[Part of a data file]
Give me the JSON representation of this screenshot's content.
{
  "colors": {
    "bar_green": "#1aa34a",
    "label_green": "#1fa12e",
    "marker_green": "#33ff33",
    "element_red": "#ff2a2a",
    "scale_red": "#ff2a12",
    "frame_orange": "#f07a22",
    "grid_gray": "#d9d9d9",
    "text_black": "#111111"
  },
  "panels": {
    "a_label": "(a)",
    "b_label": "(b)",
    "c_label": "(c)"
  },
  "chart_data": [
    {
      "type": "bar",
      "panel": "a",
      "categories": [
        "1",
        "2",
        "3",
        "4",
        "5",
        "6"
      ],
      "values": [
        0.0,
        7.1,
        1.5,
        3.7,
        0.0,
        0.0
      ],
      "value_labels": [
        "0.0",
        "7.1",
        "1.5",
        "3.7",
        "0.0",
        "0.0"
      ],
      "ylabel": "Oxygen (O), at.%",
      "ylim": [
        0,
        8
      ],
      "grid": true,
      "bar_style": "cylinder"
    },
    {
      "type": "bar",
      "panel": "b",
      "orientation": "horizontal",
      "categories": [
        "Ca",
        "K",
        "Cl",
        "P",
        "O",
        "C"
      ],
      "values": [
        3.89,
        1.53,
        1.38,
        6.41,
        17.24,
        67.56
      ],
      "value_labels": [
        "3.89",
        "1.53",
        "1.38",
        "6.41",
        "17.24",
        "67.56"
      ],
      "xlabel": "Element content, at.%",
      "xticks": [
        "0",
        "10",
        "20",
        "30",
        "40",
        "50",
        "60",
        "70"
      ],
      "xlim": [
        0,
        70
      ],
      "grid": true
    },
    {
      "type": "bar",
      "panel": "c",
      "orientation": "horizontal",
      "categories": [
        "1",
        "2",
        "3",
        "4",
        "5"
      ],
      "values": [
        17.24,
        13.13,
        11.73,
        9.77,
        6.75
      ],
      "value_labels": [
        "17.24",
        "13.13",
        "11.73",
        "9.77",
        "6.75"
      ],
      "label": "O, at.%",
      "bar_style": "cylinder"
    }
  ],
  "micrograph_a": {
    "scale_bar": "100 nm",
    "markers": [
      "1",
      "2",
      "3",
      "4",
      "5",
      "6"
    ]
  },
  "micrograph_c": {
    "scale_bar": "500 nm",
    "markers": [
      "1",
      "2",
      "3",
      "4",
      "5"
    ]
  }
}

What you have to do → Without leaving anything out, quote all the data.

Expected output →
Give me the JSON representation of this screenshot's content.
{
  "colors": {
    "bar_green": "#1aa34a",
    "label_green": "#1fa12e",
    "marker_green": "#33ff33",
    "element_red": "#ff2a2a",
    "scale_red": "#ff2a12",
    "frame_orange": "#f07a22",
    "grid_gray": "#d9d9d9",
    "text_black": "#111111"
  },
  "panels": {
    "a_label": "(a)",
    "b_label": "(b)",
    "c_label": "(c)"
  },
  "chart_data": [
    {
      "type": "bar",
      "panel": "a",
      "categories": [
        "1",
        "2",
        "3",
        "4",
        "5",
        "6"
      ],
      "values": [
        0.0,
        7.1,
        1.5,
        3.7,
        0.0,
        0.0
      ],
      "value_labels": [
        "0.0",
        "7.1",
        "1.5",
        "3.7",
        "0.0",
        "0.0"
      ],
      "ylabel": "Oxygen (O), at.%",
      "ylim": [
        0,
        8
      ],
      "grid": true,
      "bar_style": "cylinder"
    },
    {
      "type": "bar",
      "panel": "b",
      "orientation": "horizontal",
      "categories": [
        "Ca",
        "K",
        "Cl",
        "P",
        "O",
        "C"
      ],
      "values": [
        3.89,
        1.53,
        1.38,
        6.41,
        17.24,
        67.56
      ],
      "value_labels": [
        "3.89",
        "1.53",
        "1.38",
        "6.41",
        "17.24",
        "67.56"
      ],
      "xlabel": "Element content, at.%",
      "xticks": [
        "0",
        "10",
        "20",
        "30",
        "40",
        "50",
        "60",
        "70"
      ],
      "xlim": [
        0,
        70
      ],
      "grid": true
    },
    {
      "type": "bar",
      "panel": "c",
      "orientation": "horizontal",
      "categories": [
        "1",
        "2",
        "3",
        "4",
        "5"
      ],
      "values": [
        17.24,
        13.13,
        11.73,
        9.77,
        6.75
      ],
      "value_labels": [
        "17.24",
        "13.13",
        "11.73",
        "9.77",
        "6.75"
      ],
      "label": "O, at.%",
      "bar_style": "cylinder"
    }
  ],
  "micrograph_a": {
    "scale_bar": "100 nm",
    "markers": [
      "1",
      "2",
      "3",
      "4",
      "5",
      "6"
    ]
  },
  "micrograph_c": {
    "scale_bar": "500 nm",
    "markers": [
      "1",
      "2",
      "3",
      "4",
      "5"
    ]
  }
}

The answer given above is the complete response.